**Exercise details:** Lay out the part of the records that opens with the line containing "x-tick-mark bbox=[275, 390, 276, 395]" and closes with the line containing "data-point-fasciculation bbox=[268, 319, 284, 333]" as a Markdown table. Use two columns headed Number and Record line, and leave out any blank lines.

Region and label listings:
****************

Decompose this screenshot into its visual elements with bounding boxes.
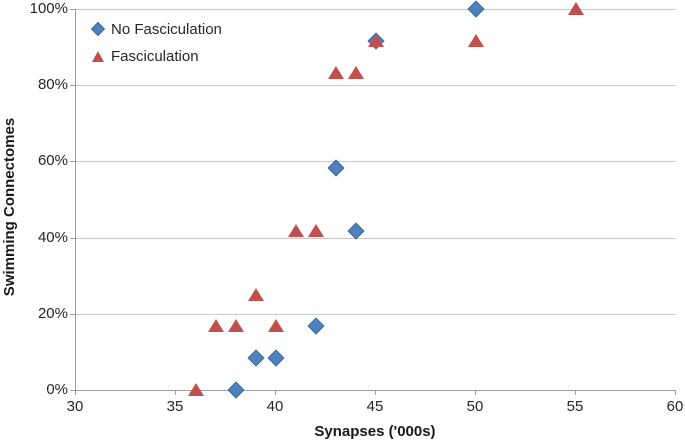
x-tick-mark bbox=[275, 390, 276, 395]
triangle-marker-icon bbox=[88, 50, 108, 62]
y-tick-mark bbox=[70, 85, 75, 87]
y-tick-mark bbox=[70, 313, 75, 315]
y-tick-label-0%: 0% bbox=[46, 381, 68, 398]
data-point-no-fasciculation bbox=[307, 317, 325, 335]
data-point-fasciculation bbox=[268, 319, 284, 333]
data-point-fasciculation bbox=[368, 33, 384, 47]
y-tick-label-60%: 60% bbox=[37, 152, 68, 170]
plot-area bbox=[75, 0, 676, 399]
y-tick-mark bbox=[70, 237, 75, 239]
data-point-fasciculation bbox=[308, 224, 324, 238]
gridline-100% bbox=[76, 9, 676, 10]
legend-label-no-fasciculation: No Fasciculation bbox=[111, 20, 222, 38]
y-tick-label-40%: 40% bbox=[37, 228, 68, 246]
data-point-fasciculation bbox=[468, 33, 484, 47]
diamond-marker-icon bbox=[88, 21, 108, 37]
legend: No Fasciculation Fasciculation bbox=[88, 18, 222, 72]
x-tick-label-35: 35 bbox=[166, 398, 184, 415]
x-tick-label-40: 40 bbox=[266, 398, 284, 415]
data-point-no-fasciculation bbox=[227, 381, 245, 399]
x-tick-label-50: 50 bbox=[466, 398, 484, 415]
legend-item-fasciculation: Fasciculation bbox=[88, 45, 222, 67]
y-tick-label-80%: 80% bbox=[37, 76, 68, 94]
legend-label-fasciculation: Fasciculation bbox=[111, 47, 199, 65]
x-tick-label-45: 45 bbox=[366, 398, 384, 415]
y-tick-label-20%: 20% bbox=[37, 304, 68, 322]
x-tick-label-55: 55 bbox=[566, 398, 584, 415]
x-tick-mark bbox=[675, 390, 676, 395]
data-point-fasciculation bbox=[348, 65, 364, 79]
x-tick-label-30: 30 bbox=[66, 398, 84, 415]
x-tick-mark bbox=[75, 390, 76, 395]
x-axis-title: Synapses ('000s) bbox=[314, 423, 436, 440]
data-point-fasciculation bbox=[328, 65, 344, 79]
x-tick-label-60: 60 bbox=[666, 398, 684, 415]
x-tick-mark bbox=[175, 390, 176, 395]
x-tick-mark bbox=[375, 390, 376, 395]
data-point-no-fasciculation bbox=[467, 0, 485, 18]
y-axis-title: Swimming Connectomes bbox=[1, 117, 18, 297]
data-point-fasciculation bbox=[188, 383, 204, 396]
y-tick-label-100%: 100% bbox=[29, 0, 68, 17]
data-point-no-fasciculation bbox=[247, 349, 265, 367]
gridline-20% bbox=[76, 313, 676, 315]
x-tick-mark bbox=[575, 390, 576, 395]
legend-item-no-fasciculation: No Fasciculation bbox=[88, 18, 222, 40]
data-point-fasciculation bbox=[248, 287, 264, 301]
data-point-no-fasciculation bbox=[267, 349, 285, 367]
gridline-40% bbox=[76, 237, 676, 239]
y-tick-mark bbox=[70, 390, 75, 391]
data-point-fasciculation bbox=[208, 319, 224, 333]
gridline-80% bbox=[76, 85, 676, 87]
x-tick-mark bbox=[475, 390, 476, 395]
data-point-fasciculation bbox=[288, 224, 304, 238]
data-point-fasciculation bbox=[568, 2, 584, 15]
y-tick-mark bbox=[70, 9, 75, 10]
gridline-60% bbox=[76, 161, 676, 163]
data-point-fasciculation bbox=[228, 319, 244, 333]
y-tick-mark bbox=[70, 161, 75, 163]
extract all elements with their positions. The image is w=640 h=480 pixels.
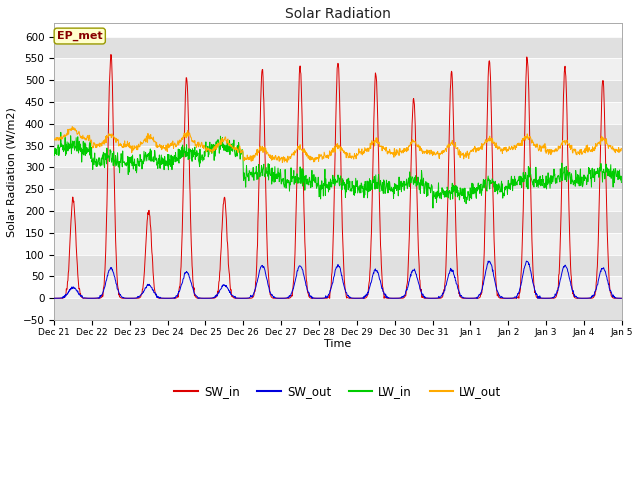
Bar bbox=[54, 189, 622, 211]
X-axis label: Time: Time bbox=[324, 339, 351, 349]
Bar bbox=[54, 145, 622, 168]
Bar bbox=[54, 124, 622, 145]
Title: Solar Radiation: Solar Radiation bbox=[285, 7, 391, 21]
Text: EP_met: EP_met bbox=[57, 31, 102, 41]
Bar bbox=[54, 211, 622, 233]
Bar bbox=[54, 36, 622, 59]
Bar bbox=[54, 59, 622, 80]
Legend: SW_in, SW_out, LW_in, LW_out: SW_in, SW_out, LW_in, LW_out bbox=[170, 381, 506, 403]
Bar bbox=[54, 80, 622, 102]
Bar bbox=[54, 255, 622, 276]
Bar bbox=[54, 168, 622, 189]
Y-axis label: Solar Radiation (W/m2): Solar Radiation (W/m2) bbox=[7, 107, 17, 237]
Bar bbox=[54, 102, 622, 124]
Bar bbox=[54, 298, 622, 320]
Bar bbox=[54, 233, 622, 255]
Bar bbox=[54, 276, 622, 298]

****************

**Exercise answer:**
| Number | Record line |
|---|---|
| 1 | x-tick-mark bbox=[275, 390, 276, 395] |
| 2 | triangle-marker-icon bbox=[88, 50, 108, 62] |
| 3 | y-tick-mark bbox=[70, 85, 75, 87] |
| 4 | y-tick-mark bbox=[70, 313, 75, 315] |
| 5 | y-tick-label-0%: 0% bbox=[46, 381, 68, 398] |
| 6 | data-point-no-fasciculation bbox=[307, 317, 325, 335] |
| 7 | data-point-fasciculation bbox=[268, 319, 284, 333] |